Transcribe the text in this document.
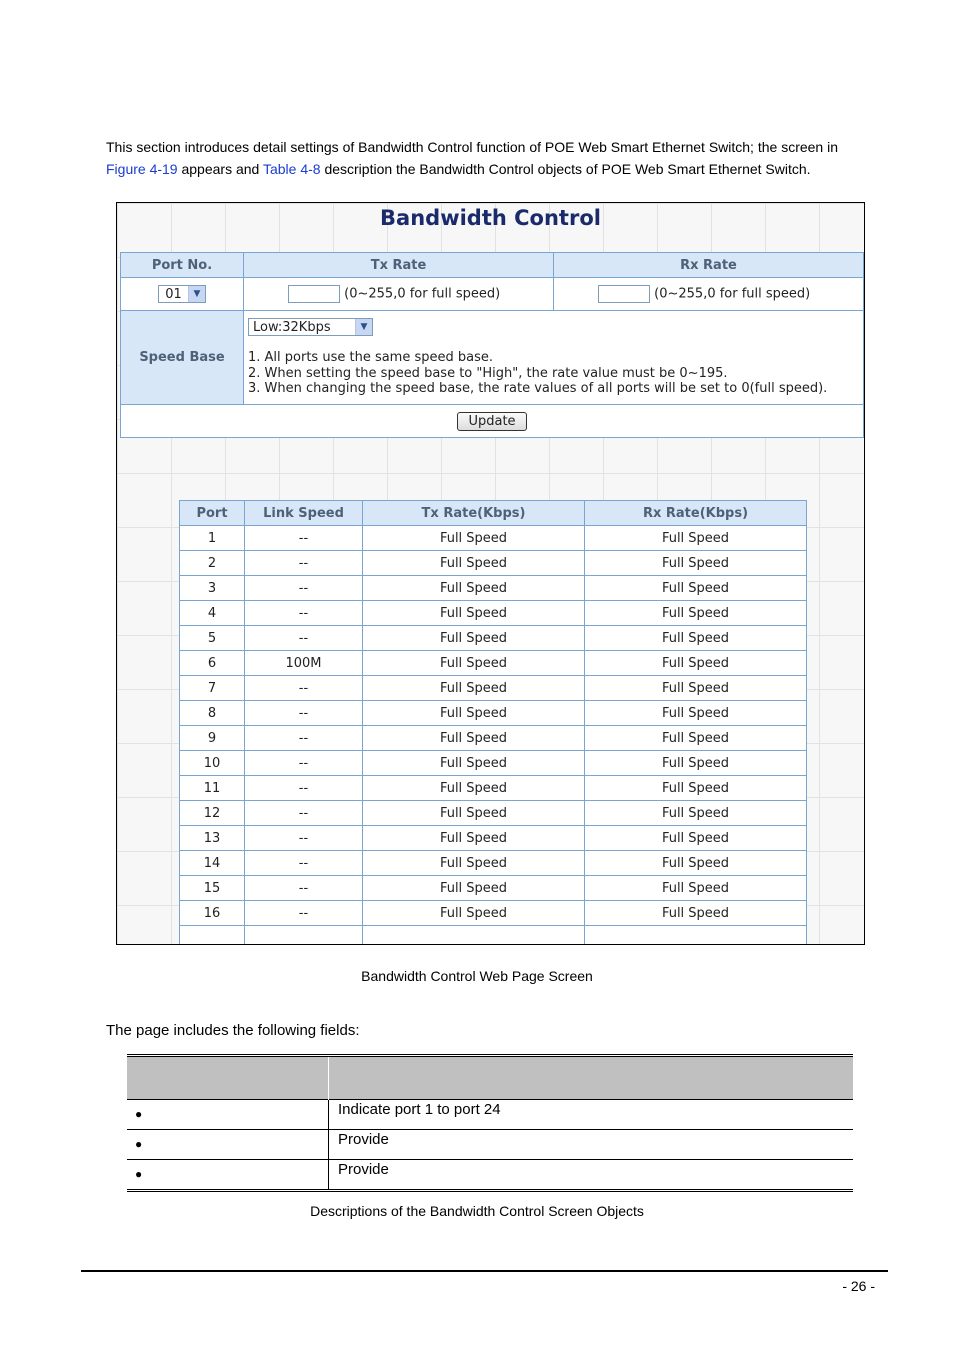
This section introduces detail settings of Bandwidth Control function of POE Web Smart Ethernet Switch; the screen in
Figure 4-19 appears and Table 4-8 description the Bandwidth Control objects of POE Web Smart Ethernet Switch.
Bandwidth Control
Port No.	Tx Rate	Rx Rate

01 ▼	(0~255,0 for full speed)	(0~255,0 for full speed)
Speed Base	Low:32Kbps ▼
1. All ports use the same speed base.
2. When setting the speed base to "High", the rate value must be 0~195.
3. When changing the speed base, the rate values of all ports will be set to 0(full speed).	

Update		
Port	Link Speed	Tx Rate(Kbps)	Rx Rate(Kbps)
1	--	Full Speed	Full Speed
2	--	Full Speed	Full Speed
3	--	Full Speed	Full Speed
4	--	Full Speed	Full Speed
5	--	Full Speed	Full Speed
6	100M	Full Speed	Full Speed
7	--	Full Speed	Full Speed
8	--	Full Speed	Full Speed
9	--	Full Speed	Full Speed
10	--	Full Speed	Full Speed
11	--	Full Speed	Full Speed
12	--	Full Speed	Full Speed
13	--	Full Speed	Full Speed
14	--	Full Speed	Full Speed
15	--	Full Speed	Full Speed
16	--	Full Speed	Full Speed

Bandwidth Control Web Page Screen
The page includes the following fields:

●	Indicate port 1 to port 24
●	Provide
●	Provide
Descriptions of the Bandwidth Control Screen Objects
- 26 -
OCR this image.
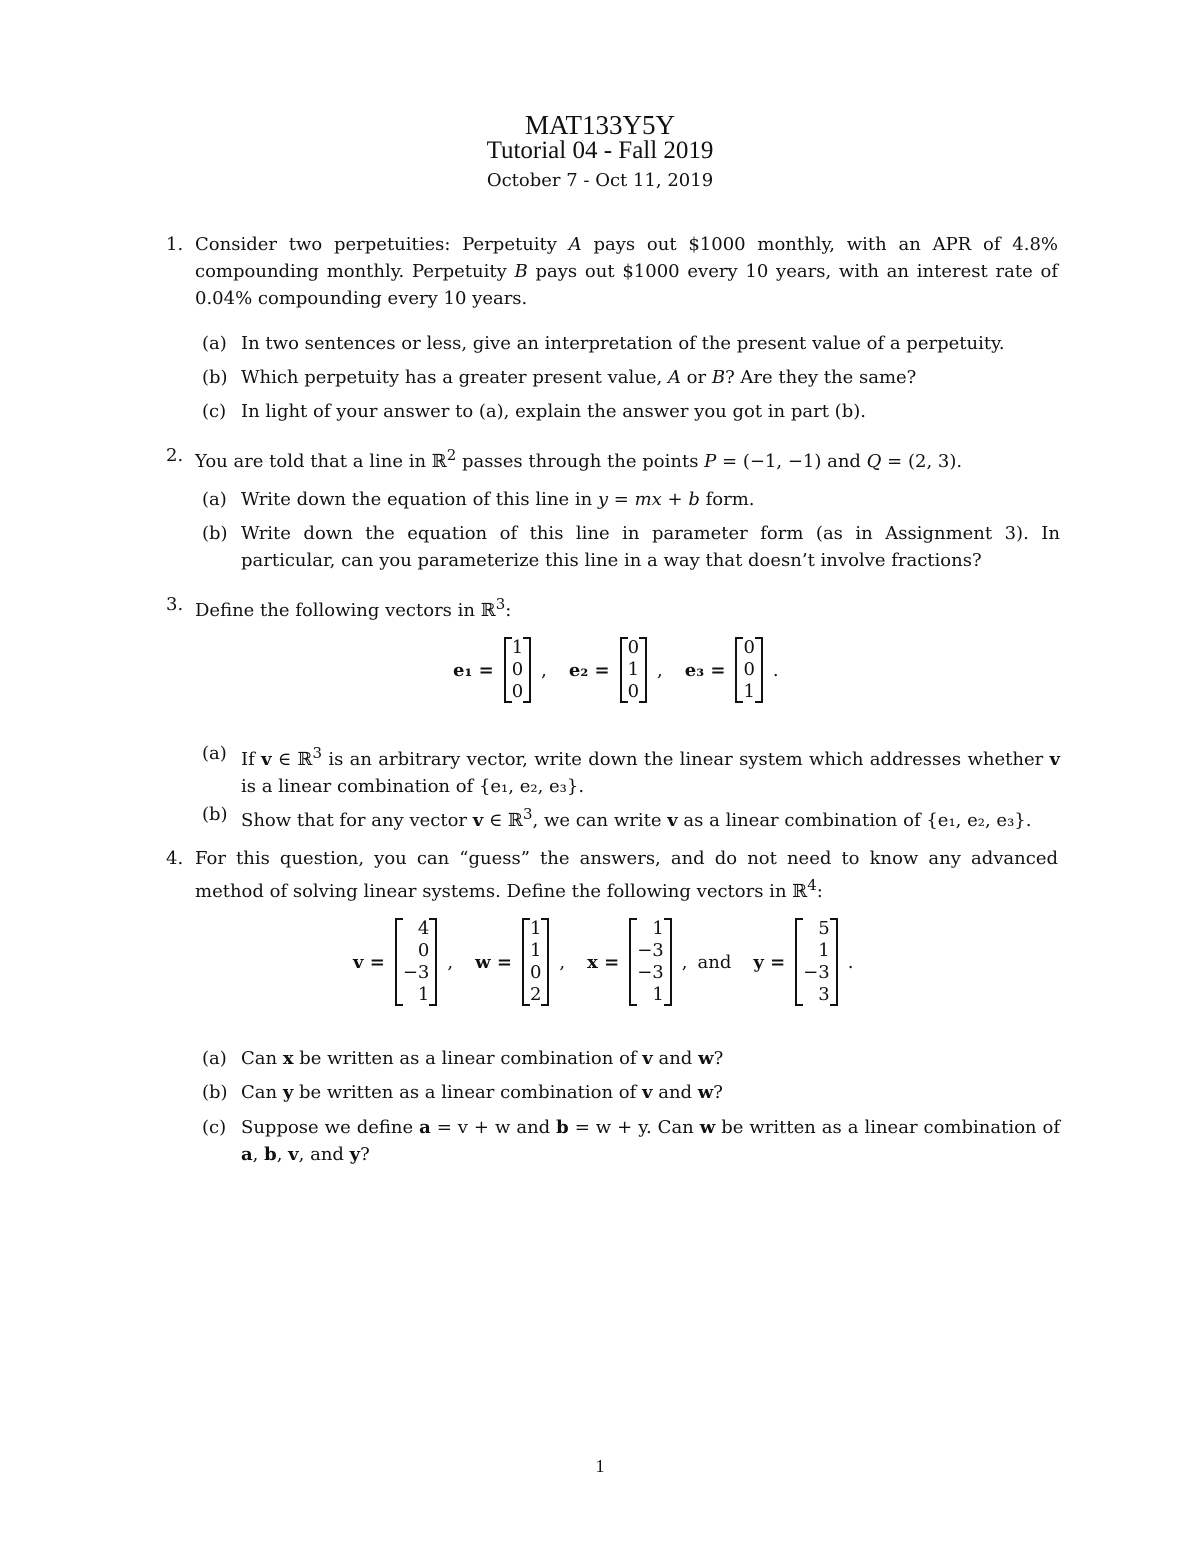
MAT133Y5Y
Tutorial 04 - Fall 2019
October 7 - Oct 11, 2019
1. Consider two perpetuities: Perpetuity A pays out $1000 monthly, with an APR of 4.8% compounding monthly. Perpetuity B pays out $1000 every 10 years, with an interest rate of 0.04% compounding every 10 years.
(a) In two sentences or less, give an interpretation of the present value of a perpetuity.
(b) Which perpetuity has a greater present value, A or B? Are they the same?
(c) In light of your answer to (a), explain the answer you got in part (b).
2. You are told that a line in ℝ$^2$ passes through the points P = (−1, −1) and Q = (2, 3).
(a) Write down the equation of this line in y = mx + b form.
(b) Write down the equation of this line in parameter form (as in Assignment 3). In particular, can you parameterize this line in a way that doesn’t involve fractions?
3. Define the following vectors in ℝ$^3$:
e₁ =
1
0
0
, e₂ =
0
1
0
, e₃ =
0
0
1
.
(a) If v ∈ ℝ$^3$ is an arbitrary vector, write down the linear system which addresses whether v is a linear combination of {e₁, e₂, e₃}.
(b) Show that for any vector v ∈ ℝ$^3$, we can write v as a linear combination of {e₁, e₂, e₃}.
4. For this question, you can “guess” the answers, and do not need to know any advanced method of solving linear systems. Define the following vectors in ℝ$^4$:
v =
4
0
−3
1
, w =
1
1
0
2
, x =
1
−3
−3
1
, and y =
5
1
−3
3
.
(a) Can x be written as a linear combination of v and w?
(b) Can y be written as a linear combination of v and w?
(c) Suppose we define a = v + w and b = w + y. Can w be written as a linear combination of a, b, v, and y?
1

Task details ▸ Filter the records down to the lines that contain the string "present", and copy those lines.

Response ▸
(a) In two sentences or less, give an interpretation of the present value of a perpetuity.
(b) Which perpetuity has a greater present value, A or B? Are they the same?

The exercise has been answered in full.